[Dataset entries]
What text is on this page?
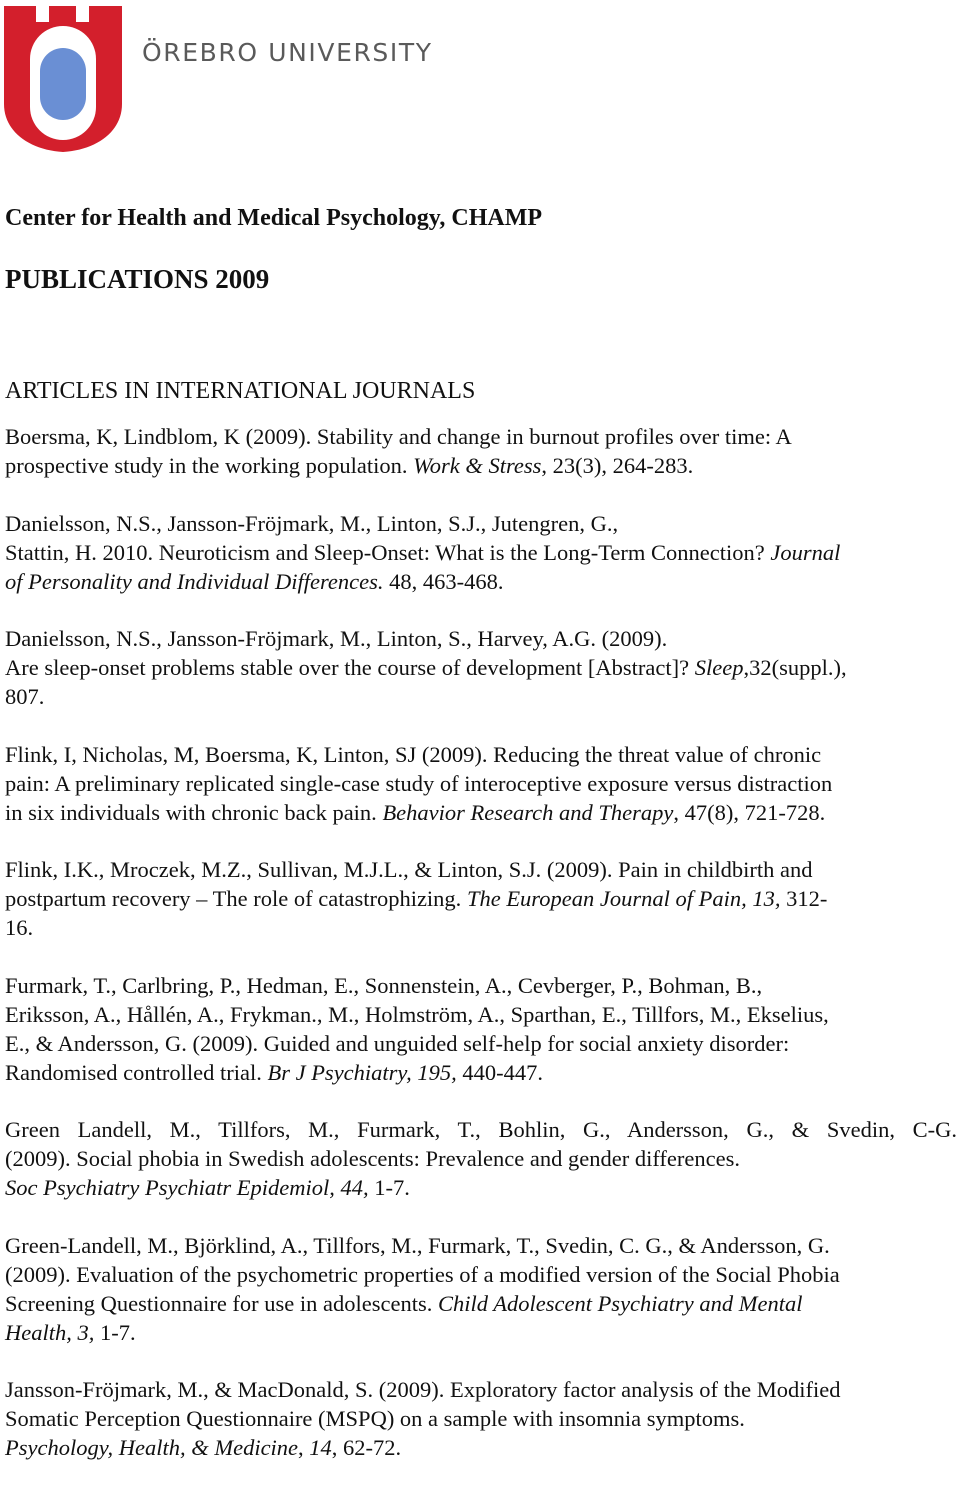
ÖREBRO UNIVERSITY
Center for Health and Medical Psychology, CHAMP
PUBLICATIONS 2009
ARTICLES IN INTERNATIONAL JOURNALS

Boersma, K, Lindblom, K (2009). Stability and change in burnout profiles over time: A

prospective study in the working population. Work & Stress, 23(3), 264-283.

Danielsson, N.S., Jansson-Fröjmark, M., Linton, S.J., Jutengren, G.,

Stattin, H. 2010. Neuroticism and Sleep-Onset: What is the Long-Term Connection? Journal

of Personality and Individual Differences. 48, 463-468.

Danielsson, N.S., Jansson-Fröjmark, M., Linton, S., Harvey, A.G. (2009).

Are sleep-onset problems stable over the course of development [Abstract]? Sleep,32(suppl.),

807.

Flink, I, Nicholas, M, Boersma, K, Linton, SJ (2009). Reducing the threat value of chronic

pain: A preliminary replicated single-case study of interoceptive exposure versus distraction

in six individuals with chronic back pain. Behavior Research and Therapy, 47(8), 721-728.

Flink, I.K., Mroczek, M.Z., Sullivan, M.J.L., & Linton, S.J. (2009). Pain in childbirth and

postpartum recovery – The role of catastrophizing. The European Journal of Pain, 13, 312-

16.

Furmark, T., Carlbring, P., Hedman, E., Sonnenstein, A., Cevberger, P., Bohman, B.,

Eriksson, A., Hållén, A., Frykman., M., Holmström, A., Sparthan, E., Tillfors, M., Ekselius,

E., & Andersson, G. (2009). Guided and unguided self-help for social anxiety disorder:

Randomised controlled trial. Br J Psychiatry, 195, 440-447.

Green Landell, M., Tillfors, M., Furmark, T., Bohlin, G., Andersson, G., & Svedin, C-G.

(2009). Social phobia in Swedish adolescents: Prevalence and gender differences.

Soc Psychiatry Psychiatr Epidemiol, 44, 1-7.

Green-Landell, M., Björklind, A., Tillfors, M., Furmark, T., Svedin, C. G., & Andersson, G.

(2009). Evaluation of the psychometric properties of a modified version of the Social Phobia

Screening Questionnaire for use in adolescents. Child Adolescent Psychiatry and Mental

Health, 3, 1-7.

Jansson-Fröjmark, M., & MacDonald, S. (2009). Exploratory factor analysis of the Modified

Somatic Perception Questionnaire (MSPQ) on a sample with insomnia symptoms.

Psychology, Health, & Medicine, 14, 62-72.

**REQUIRED WORK**
Except for the pictures, print the data above exactly.

**RESULT FOR THIS EXERCISE**
What text is on this page?
ÖREBRO UNIVERSITY
Center for Health and Medical Psychology, CHAMP
PUBLICATIONS 2009
ARTICLES IN INTERNATIONAL JOURNALS

Boersma, K, Lindblom, K (2009). Stability and change in burnout profiles over time: A

prospective study in the working population. Work & Stress, 23(3), 264-283.

Danielsson, N.S., Jansson-Fröjmark, M., Linton, S.J., Jutengren, G.,

Stattin, H. 2010. Neuroticism and Sleep-Onset: What is the Long-Term Connection? Journal

of Personality and Individual Differences. 48, 463-468.

Danielsson, N.S., Jansson-Fröjmark, M., Linton, S., Harvey, A.G. (2009).

Are sleep-onset problems stable over the course of development [Abstract]? Sleep,32(suppl.),

807.

Flink, I, Nicholas, M, Boersma, K, Linton, SJ (2009). Reducing the threat value of chronic

pain: A preliminary replicated single-case study of interoceptive exposure versus distraction

in six individuals with chronic back pain. Behavior Research and Therapy, 47(8), 721-728.

Flink, I.K., Mroczek, M.Z., Sullivan, M.J.L., & Linton, S.J. (2009). Pain in childbirth and

postpartum recovery – The role of catastrophizing. The European Journal of Pain, 13, 312-

16.

Furmark, T., Carlbring, P., Hedman, E., Sonnenstein, A., Cevberger, P., Bohman, B.,

Eriksson, A., Hållén, A., Frykman., M., Holmström, A., Sparthan, E., Tillfors, M., Ekselius,

E., & Andersson, G. (2009). Guided and unguided self-help for social anxiety disorder:

Randomised controlled trial. Br J Psychiatry, 195, 440-447.

Green Landell, M., Tillfors, M., Furmark, T., Bohlin, G., Andersson, G., & Svedin, C-G.

(2009). Social phobia in Swedish adolescents: Prevalence and gender differences.

Soc Psychiatry Psychiatr Epidemiol, 44, 1-7.

Green-Landell, M., Björklind, A., Tillfors, M., Furmark, T., Svedin, C. G., & Andersson, G.

(2009). Evaluation of the psychometric properties of a modified version of the Social Phobia

Screening Questionnaire for use in adolescents. Child Adolescent Psychiatry and Mental

Health, 3, 1-7.

Jansson-Fröjmark, M., & MacDonald, S. (2009). Exploratory factor analysis of the Modified

Somatic Perception Questionnaire (MSPQ) on a sample with insomnia symptoms.

Psychology, Health, & Medicine, 14, 62-72.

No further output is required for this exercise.